(Stored data)
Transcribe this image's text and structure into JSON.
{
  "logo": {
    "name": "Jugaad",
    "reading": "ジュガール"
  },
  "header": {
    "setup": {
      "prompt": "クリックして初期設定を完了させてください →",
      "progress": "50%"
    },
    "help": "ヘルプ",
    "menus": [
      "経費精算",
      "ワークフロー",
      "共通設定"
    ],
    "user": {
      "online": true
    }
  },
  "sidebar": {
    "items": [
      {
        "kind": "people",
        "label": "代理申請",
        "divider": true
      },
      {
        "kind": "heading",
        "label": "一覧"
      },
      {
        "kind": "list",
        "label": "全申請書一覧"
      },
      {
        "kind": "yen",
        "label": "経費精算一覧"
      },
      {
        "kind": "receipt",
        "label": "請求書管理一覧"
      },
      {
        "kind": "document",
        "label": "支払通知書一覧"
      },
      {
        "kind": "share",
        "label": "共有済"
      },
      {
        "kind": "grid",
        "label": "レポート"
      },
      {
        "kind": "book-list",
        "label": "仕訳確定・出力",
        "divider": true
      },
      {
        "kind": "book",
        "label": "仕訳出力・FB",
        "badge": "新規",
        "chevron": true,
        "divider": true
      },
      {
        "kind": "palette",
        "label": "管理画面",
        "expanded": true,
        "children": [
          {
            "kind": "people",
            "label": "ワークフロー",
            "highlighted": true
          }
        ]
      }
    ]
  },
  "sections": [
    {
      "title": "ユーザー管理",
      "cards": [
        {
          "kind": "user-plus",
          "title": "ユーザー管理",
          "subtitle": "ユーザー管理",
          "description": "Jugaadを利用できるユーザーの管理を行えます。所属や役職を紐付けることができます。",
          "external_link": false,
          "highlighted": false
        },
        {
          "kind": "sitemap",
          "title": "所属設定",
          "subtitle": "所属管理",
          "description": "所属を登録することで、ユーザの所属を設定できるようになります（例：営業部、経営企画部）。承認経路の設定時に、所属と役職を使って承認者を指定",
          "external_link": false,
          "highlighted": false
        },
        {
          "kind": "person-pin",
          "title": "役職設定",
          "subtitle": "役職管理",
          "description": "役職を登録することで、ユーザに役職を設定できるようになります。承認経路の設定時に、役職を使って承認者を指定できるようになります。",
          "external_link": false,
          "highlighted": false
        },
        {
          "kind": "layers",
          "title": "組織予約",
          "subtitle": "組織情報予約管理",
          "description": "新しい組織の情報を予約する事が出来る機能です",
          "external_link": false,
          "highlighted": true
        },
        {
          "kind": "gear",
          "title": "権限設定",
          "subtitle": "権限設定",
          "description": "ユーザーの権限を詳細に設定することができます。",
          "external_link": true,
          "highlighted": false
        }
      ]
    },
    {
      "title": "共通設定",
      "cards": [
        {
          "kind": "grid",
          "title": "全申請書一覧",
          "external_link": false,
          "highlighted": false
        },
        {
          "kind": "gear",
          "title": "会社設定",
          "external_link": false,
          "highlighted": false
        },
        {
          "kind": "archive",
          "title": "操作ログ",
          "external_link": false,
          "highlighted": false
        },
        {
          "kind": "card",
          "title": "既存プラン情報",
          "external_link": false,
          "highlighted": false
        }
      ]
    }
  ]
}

### Work to be completed
Restate each of the entries above verbatim.

### Reply to the exercise
Transcribe this image's text and structure into JSON.
{
  "logo": {
    "name": "Jugaad",
    "reading": "ジュガール"
  },
  "header": {
    "setup": {
      "prompt": "クリックして初期設定を完了させてください →",
      "progress": "50%"
    },
    "help": "ヘルプ",
    "menus": [
      "経費精算",
      "ワークフロー",
      "共通設定"
    ],
    "user": {
      "online": true
    }
  },
  "sidebar": {
    "items": [
      {
        "kind": "people",
        "label": "代理申請",
        "divider": true
      },
      {
        "kind": "heading",
        "label": "一覧"
      },
      {
        "kind": "list",
        "label": "全申請書一覧"
      },
      {
        "kind": "yen",
        "label": "経費精算一覧"
      },
      {
        "kind": "receipt",
        "label": "請求書管理一覧"
      },
      {
        "kind": "document",
        "label": "支払通知書一覧"
      },
      {
        "kind": "share",
        "label": "共有済"
      },
      {
        "kind": "grid",
        "label": "レポート"
      },
      {
        "kind": "book-list",
        "label": "仕訳確定・出力",
        "divider": true
      },
      {
        "kind": "book",
        "label": "仕訳出力・FB",
        "badge": "新規",
        "chevron": true,
        "divider": true
      },
      {
        "kind": "palette",
        "label": "管理画面",
        "expanded": true,
        "children": [
          {
            "kind": "people",
            "label": "ワークフロー",
            "highlighted": true
          }
        ]
      }
    ]
  },
  "sections": [
    {
      "title": "ユーザー管理",
      "cards": [
        {
          "kind": "user-plus",
          "title": "ユーザー管理",
          "subtitle": "ユーザー管理",
          "description": "Jugaadを利用できるユーザーの管理を行えます。所属や役職を紐付けることができます。",
          "external_link": false,
          "highlighted": false
        },
        {
          "kind": "sitemap",
          "title": "所属設定",
          "subtitle": "所属管理",
          "description": "所属を登録することで、ユーザの所属を設定できるようになります（例：営業部、経営企画部）。承認経路の設定時に、所属と役職を使って承認者を指定",
          "external_link": false,
          "highlighted": false
        },
        {
          "kind": "person-pin",
          "title": "役職設定",
          "subtitle": "役職管理",
          "description": "役職を登録することで、ユーザに役職を設定できるようになります。承認経路の設定時に、役職を使って承認者を指定できるようになります。",
          "external_link": false,
          "highlighted": false
        },
        {
          "kind": "layers",
          "title": "組織予約",
          "subtitle": "組織情報予約管理",
          "description": "新しい組織の情報を予約する事が出来る機能です",
          "external_link": false,
          "highlighted": true
        },
        {
          "kind": "gear",
          "title": "権限設定",
          "subtitle": "権限設定",
          "description": "ユーザーの権限を詳細に設定することができます。",
          "external_link": true,
          "highlighted": false
        }
      ]
    },
    {
      "title": "共通設定",
      "cards": [
        {
          "kind": "grid",
          "title": "全申請書一覧",
          "external_link": false,
          "highlighted": false
        },
        {
          "kind": "gear",
          "title": "会社設定",
          "external_link": false,
          "highlighted": false
        },
        {
          "kind": "archive",
          "title": "操作ログ",
          "external_link": false,
          "highlighted": false
        },
        {
          "kind": "card",
          "title": "既存プラン情報",
          "external_link": false,
          "highlighted": false
        }
      ]
    }
  ]
}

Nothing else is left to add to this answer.